> [RECORDS FOR THE EXERCISE]:
----

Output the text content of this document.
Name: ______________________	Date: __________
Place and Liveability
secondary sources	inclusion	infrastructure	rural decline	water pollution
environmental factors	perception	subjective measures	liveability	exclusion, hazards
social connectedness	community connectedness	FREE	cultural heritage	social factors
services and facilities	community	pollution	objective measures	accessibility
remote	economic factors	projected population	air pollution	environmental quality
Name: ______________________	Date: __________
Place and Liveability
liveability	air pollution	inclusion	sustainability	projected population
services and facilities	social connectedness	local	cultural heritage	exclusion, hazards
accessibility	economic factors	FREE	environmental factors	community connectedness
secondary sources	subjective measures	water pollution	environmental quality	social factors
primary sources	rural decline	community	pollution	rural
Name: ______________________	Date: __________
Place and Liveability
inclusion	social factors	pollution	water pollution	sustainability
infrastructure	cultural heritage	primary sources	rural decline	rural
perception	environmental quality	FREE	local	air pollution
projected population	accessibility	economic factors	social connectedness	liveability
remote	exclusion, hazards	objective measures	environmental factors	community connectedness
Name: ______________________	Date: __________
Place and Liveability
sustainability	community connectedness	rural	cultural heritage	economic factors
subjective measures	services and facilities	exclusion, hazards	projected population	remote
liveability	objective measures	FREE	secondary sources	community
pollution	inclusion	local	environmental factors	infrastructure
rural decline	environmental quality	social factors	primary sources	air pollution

----

Print the material once more, exactly.

> [TASK RESPONSE]:
Output the text content of this document.
Name: ______________________	Date: __________
Place and Liveability
secondary sources	inclusion	infrastructure	rural decline	water pollution
environmental factors	perception	subjective measures	liveability	exclusion, hazards
social connectedness	community connectedness	FREE	cultural heritage	social factors
services and facilities	community	pollution	objective measures	accessibility
remote	economic factors	projected population	air pollution	environmental quality
Name: ______________________	Date: __________
Place and Liveability
liveability	air pollution	inclusion	sustainability	projected population
services and facilities	social connectedness	local	cultural heritage	exclusion, hazards
accessibility	economic factors	FREE	environmental factors	community connectedness
secondary sources	subjective measures	water pollution	environmental quality	social factors
primary sources	rural decline	community	pollution	rural
Name: ______________________	Date: __________
Place and Liveability
inclusion	social factors	pollution	water pollution	sustainability
infrastructure	cultural heritage	primary sources	rural decline	rural
perception	environmental quality	FREE	local	air pollution
projected population	accessibility	economic factors	social connectedness	liveability
remote	exclusion, hazards	objective measures	environmental factors	community connectedness
Name: ______________________	Date: __________
Place and Liveability
sustainability	community connectedness	rural	cultural heritage	economic factors
subjective measures	services and facilities	exclusion, hazards	projected population	remote
liveability	objective measures	FREE	secondary sources	community
pollution	inclusion	local	environmental factors	infrastructure
rural decline	environmental quality	social factors	primary sources	air pollution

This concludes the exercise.